(Work instructions) Determine how many lines in the entries below include "Nowak". The reply should be that number and nothing else.

(Records to use)
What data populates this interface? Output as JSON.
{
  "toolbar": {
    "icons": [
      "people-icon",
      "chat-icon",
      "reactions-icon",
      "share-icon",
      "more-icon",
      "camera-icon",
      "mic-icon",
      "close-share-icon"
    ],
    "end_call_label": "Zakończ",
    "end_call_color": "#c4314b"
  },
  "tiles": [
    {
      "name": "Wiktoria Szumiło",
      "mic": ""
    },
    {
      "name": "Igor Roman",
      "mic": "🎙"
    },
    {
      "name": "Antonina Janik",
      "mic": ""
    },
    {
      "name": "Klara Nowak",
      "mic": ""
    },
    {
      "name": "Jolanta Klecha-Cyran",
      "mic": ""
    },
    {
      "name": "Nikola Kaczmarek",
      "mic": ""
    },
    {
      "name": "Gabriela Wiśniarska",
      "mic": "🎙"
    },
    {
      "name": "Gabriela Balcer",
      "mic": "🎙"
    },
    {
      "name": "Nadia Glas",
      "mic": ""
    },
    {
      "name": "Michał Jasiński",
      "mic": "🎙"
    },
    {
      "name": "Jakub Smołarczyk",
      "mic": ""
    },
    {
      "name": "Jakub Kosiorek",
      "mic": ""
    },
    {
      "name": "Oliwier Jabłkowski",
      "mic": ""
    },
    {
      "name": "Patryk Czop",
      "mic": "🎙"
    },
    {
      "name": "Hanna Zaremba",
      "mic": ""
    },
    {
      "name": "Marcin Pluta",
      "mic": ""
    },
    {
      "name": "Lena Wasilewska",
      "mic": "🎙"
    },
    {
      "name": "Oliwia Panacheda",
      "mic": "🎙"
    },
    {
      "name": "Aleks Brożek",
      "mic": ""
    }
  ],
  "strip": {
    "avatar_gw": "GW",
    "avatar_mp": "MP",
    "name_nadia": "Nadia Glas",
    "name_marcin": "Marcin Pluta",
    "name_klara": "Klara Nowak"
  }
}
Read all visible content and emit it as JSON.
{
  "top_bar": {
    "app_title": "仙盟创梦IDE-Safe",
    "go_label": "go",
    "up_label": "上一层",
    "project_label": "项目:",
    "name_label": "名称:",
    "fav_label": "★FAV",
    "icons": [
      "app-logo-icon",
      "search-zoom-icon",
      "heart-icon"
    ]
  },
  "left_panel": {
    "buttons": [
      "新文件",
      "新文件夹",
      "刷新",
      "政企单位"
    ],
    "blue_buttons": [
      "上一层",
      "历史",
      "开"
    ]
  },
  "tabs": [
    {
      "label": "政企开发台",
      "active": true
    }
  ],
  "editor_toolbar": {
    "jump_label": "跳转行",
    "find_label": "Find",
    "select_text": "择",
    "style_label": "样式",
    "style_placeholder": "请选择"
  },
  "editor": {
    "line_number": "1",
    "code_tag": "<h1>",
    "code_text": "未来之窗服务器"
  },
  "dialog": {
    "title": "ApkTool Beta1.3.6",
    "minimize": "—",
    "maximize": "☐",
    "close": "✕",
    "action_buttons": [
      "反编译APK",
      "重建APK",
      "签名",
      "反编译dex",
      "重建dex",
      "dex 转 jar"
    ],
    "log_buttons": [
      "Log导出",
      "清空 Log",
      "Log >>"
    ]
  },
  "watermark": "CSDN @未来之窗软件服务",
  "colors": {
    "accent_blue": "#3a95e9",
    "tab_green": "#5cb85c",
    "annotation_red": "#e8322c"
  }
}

(Task response) 2